— begin Input data —

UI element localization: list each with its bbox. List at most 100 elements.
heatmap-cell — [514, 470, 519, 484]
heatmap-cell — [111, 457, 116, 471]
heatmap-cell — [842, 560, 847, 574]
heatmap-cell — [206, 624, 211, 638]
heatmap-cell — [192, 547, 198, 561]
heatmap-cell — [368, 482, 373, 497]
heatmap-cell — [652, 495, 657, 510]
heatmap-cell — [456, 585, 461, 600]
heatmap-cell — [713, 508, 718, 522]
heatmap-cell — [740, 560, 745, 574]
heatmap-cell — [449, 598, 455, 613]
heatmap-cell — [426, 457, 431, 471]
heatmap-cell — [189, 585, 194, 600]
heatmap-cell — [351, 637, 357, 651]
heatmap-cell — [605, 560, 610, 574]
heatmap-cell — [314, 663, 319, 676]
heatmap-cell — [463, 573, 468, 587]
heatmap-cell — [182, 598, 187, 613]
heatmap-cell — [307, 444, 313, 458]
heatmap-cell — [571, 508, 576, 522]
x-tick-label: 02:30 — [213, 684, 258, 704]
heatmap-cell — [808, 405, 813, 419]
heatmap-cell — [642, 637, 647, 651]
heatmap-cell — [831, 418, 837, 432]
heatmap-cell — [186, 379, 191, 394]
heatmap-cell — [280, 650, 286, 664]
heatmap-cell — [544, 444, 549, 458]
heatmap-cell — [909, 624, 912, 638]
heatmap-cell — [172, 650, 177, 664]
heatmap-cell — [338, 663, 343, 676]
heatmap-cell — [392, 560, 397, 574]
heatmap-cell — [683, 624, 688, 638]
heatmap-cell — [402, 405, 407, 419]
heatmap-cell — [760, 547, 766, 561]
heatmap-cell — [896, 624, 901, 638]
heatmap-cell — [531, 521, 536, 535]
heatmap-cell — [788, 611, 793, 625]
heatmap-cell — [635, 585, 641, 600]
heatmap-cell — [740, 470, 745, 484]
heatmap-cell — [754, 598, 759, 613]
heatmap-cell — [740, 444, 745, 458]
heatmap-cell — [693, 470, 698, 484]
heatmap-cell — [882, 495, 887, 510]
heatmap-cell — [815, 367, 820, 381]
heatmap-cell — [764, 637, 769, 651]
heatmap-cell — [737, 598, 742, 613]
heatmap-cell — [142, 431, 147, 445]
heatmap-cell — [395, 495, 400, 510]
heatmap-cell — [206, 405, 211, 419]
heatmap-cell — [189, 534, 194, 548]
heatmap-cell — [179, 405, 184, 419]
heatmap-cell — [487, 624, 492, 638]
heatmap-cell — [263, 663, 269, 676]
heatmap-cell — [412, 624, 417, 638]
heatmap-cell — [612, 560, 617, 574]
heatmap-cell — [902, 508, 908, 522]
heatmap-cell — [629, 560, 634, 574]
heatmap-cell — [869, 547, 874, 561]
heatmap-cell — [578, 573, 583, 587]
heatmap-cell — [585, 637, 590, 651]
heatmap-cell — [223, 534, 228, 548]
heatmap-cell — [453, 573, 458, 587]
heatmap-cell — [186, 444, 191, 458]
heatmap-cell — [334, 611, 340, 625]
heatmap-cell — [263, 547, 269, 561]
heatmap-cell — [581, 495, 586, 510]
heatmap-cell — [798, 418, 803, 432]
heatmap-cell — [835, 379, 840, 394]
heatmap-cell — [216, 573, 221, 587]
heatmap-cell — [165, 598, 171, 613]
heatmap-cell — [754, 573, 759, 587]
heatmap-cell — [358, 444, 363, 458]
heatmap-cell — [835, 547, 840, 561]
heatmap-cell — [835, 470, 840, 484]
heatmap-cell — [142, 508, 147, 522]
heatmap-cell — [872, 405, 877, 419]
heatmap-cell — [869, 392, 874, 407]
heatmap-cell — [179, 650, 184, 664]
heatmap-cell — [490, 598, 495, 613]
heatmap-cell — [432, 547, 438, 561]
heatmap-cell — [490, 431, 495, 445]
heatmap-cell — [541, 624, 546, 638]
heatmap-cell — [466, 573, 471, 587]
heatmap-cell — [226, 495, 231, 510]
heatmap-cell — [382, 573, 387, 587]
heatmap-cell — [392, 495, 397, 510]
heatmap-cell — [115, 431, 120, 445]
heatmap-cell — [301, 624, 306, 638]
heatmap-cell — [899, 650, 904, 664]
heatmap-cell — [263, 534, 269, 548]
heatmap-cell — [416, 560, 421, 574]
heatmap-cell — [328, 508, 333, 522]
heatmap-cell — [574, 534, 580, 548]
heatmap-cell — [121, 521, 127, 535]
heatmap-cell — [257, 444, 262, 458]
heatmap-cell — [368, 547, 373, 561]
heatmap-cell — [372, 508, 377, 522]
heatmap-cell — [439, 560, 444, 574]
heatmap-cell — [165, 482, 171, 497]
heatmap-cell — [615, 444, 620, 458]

— end Input data —

## Prompt
Please repeat all of the lines above word for word and in the same order.

## Final answer
UI element localization: list each with its bbox. List at most 100 elements.
heatmap-cell — [514, 470, 519, 484]
heatmap-cell — [111, 457, 116, 471]
heatmap-cell — [842, 560, 847, 574]
heatmap-cell — [206, 624, 211, 638]
heatmap-cell — [192, 547, 198, 561]
heatmap-cell — [368, 482, 373, 497]
heatmap-cell — [652, 495, 657, 510]
heatmap-cell — [456, 585, 461, 600]
heatmap-cell — [713, 508, 718, 522]
heatmap-cell — [740, 560, 745, 574]
heatmap-cell — [449, 598, 455, 613]
heatmap-cell — [426, 457, 431, 471]
heatmap-cell — [189, 585, 194, 600]
heatmap-cell — [351, 637, 357, 651]
heatmap-cell — [605, 560, 610, 574]
heatmap-cell — [314, 663, 319, 676]
heatmap-cell — [463, 573, 468, 587]
heatmap-cell — [182, 598, 187, 613]
heatmap-cell — [307, 444, 313, 458]
heatmap-cell — [571, 508, 576, 522]
x-tick-label: 02:30 — [213, 684, 258, 704]
heatmap-cell — [808, 405, 813, 419]
heatmap-cell — [642, 637, 647, 651]
heatmap-cell — [831, 418, 837, 432]
heatmap-cell — [186, 379, 191, 394]
heatmap-cell — [280, 650, 286, 664]
heatmap-cell — [544, 444, 549, 458]
heatmap-cell — [909, 624, 912, 638]
heatmap-cell — [172, 650, 177, 664]
heatmap-cell — [338, 663, 343, 676]
heatmap-cell — [392, 560, 397, 574]
heatmap-cell — [683, 624, 688, 638]
heatmap-cell — [402, 405, 407, 419]
heatmap-cell — [760, 547, 766, 561]
heatmap-cell — [896, 624, 901, 638]
heatmap-cell — [531, 521, 536, 535]
heatmap-cell — [788, 611, 793, 625]
heatmap-cell — [635, 585, 641, 600]
heatmap-cell — [740, 470, 745, 484]
heatmap-cell — [754, 598, 759, 613]
heatmap-cell — [740, 444, 745, 458]
heatmap-cell — [693, 470, 698, 484]
heatmap-cell — [882, 495, 887, 510]
heatmap-cell — [815, 367, 820, 381]
heatmap-cell — [764, 637, 769, 651]
heatmap-cell — [737, 598, 742, 613]
heatmap-cell — [142, 431, 147, 445]
heatmap-cell — [395, 495, 400, 510]
heatmap-cell — [206, 405, 211, 419]
heatmap-cell — [189, 534, 194, 548]
heatmap-cell — [179, 405, 184, 419]
heatmap-cell — [487, 624, 492, 638]
heatmap-cell — [263, 663, 269, 676]
heatmap-cell — [412, 624, 417, 638]
heatmap-cell — [612, 560, 617, 574]
heatmap-cell — [902, 508, 908, 522]
heatmap-cell — [629, 560, 634, 574]
heatmap-cell — [869, 547, 874, 561]
heatmap-cell — [578, 573, 583, 587]
heatmap-cell — [585, 637, 590, 651]
heatmap-cell — [223, 534, 228, 548]
heatmap-cell — [453, 573, 458, 587]
heatmap-cell — [186, 444, 191, 458]
heatmap-cell — [334, 611, 340, 625]
heatmap-cell — [263, 547, 269, 561]
heatmap-cell — [581, 495, 586, 510]
heatmap-cell — [798, 418, 803, 432]
heatmap-cell — [835, 379, 840, 394]
heatmap-cell — [216, 573, 221, 587]
heatmap-cell — [165, 598, 171, 613]
heatmap-cell — [754, 573, 759, 587]
heatmap-cell — [358, 444, 363, 458]
heatmap-cell — [835, 547, 840, 561]
heatmap-cell — [835, 470, 840, 484]
heatmap-cell — [142, 508, 147, 522]
heatmap-cell — [872, 405, 877, 419]
heatmap-cell — [869, 392, 874, 407]
heatmap-cell — [179, 650, 184, 664]
heatmap-cell — [490, 598, 495, 613]
heatmap-cell — [432, 547, 438, 561]
heatmap-cell — [490, 431, 495, 445]
heatmap-cell — [541, 624, 546, 638]
heatmap-cell — [466, 573, 471, 587]
heatmap-cell — [226, 495, 231, 510]
heatmap-cell — [382, 573, 387, 587]
heatmap-cell — [392, 495, 397, 510]
heatmap-cell — [115, 431, 120, 445]
heatmap-cell — [301, 624, 306, 638]
heatmap-cell — [899, 650, 904, 664]
heatmap-cell — [263, 534, 269, 548]
heatmap-cell — [416, 560, 421, 574]
heatmap-cell — [328, 508, 333, 522]
heatmap-cell — [574, 534, 580, 548]
heatmap-cell — [121, 521, 127, 535]
heatmap-cell — [257, 444, 262, 458]
heatmap-cell — [368, 547, 373, 561]
heatmap-cell — [372, 508, 377, 522]
heatmap-cell — [439, 560, 444, 574]
heatmap-cell — [165, 482, 171, 497]
heatmap-cell — [615, 444, 620, 458]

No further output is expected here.